--- begin Entries supplied ---
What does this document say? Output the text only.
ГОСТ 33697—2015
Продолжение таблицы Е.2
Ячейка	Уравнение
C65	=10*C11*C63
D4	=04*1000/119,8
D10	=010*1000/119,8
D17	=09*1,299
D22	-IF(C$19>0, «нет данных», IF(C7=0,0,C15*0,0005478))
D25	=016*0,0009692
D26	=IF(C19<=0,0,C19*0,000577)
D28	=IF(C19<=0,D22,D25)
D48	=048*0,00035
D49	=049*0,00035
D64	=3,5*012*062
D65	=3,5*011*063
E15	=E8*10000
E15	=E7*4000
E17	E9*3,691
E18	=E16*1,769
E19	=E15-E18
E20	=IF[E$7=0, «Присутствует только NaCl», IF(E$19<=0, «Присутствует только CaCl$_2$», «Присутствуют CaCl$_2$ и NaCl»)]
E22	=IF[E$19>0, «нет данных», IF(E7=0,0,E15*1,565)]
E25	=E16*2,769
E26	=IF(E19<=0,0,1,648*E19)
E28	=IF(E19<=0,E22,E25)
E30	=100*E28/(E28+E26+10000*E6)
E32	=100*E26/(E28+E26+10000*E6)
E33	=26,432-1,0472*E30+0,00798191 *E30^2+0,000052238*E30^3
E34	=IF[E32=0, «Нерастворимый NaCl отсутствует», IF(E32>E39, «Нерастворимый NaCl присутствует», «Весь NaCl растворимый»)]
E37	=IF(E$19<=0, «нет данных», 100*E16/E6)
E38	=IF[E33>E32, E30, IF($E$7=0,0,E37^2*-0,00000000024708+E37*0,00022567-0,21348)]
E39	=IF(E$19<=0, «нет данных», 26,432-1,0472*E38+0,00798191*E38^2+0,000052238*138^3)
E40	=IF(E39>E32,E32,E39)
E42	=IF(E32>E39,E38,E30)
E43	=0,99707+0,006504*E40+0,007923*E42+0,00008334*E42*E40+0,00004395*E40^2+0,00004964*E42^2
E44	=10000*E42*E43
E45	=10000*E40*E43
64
--- end Entries supplied ---
Objective: Return all of the data word for word.

Output for this exercise:
What does this document say? Output the text only.
ГОСТ 33697—2015
Продолжение таблицы Е.2
Ячейка	Уравнение
C65	=10*C11*C63
D4	=04*1000/119,8
D10	=010*1000/119,8
D17	=09*1,299
D22	-IF(C$19>0, «нет данных», IF(C7=0,0,C15*0,0005478))
D25	=016*0,0009692
D26	=IF(C19<=0,0,C19*0,000577)
D28	=IF(C19<=0,D22,D25)
D48	=048*0,00035
D49	=049*0,00035
D64	=3,5*012*062
D65	=3,5*011*063
E15	=E8*10000
E15	=E7*4000
E17	E9*3,691
E18	=E16*1,769
E19	=E15-E18
E20	=IF[E$7=0, «Присутствует только NaCl», IF(E$19<=0, «Присутствует только CaCl$_2$», «Присутствуют CaCl$_2$ и NaCl»)]
E22	=IF[E$19>0, «нет данных», IF(E7=0,0,E15*1,565)]
E25	=E16*2,769
E26	=IF(E19<=0,0,1,648*E19)
E28	=IF(E19<=0,E22,E25)
E30	=100*E28/(E28+E26+10000*E6)
E32	=100*E26/(E28+E26+10000*E6)
E33	=26,432-1,0472*E30+0,00798191 *E30^2+0,000052238*E30^3
E34	=IF[E32=0, «Нерастворимый NaCl отсутствует», IF(E32>E39, «Нерастворимый NaCl присутствует», «Весь NaCl растворимый»)]
E37	=IF(E$19<=0, «нет данных», 100*E16/E6)
E38	=IF[E33>E32, E30, IF($E$7=0,0,E37^2*-0,00000000024708+E37*0,00022567-0,21348)]
E39	=IF(E$19<=0, «нет данных», 26,432-1,0472*E38+0,00798191*E38^2+0,000052238*138^3)
E40	=IF(E39>E32,E32,E39)
E42	=IF(E32>E39,E38,E30)
E43	=0,99707+0,006504*E40+0,007923*E42+0,00008334*E42*E40+0,00004395*E40^2+0,00004964*E42^2
E44	=10000*E42*E43
E45	=10000*E40*E43
64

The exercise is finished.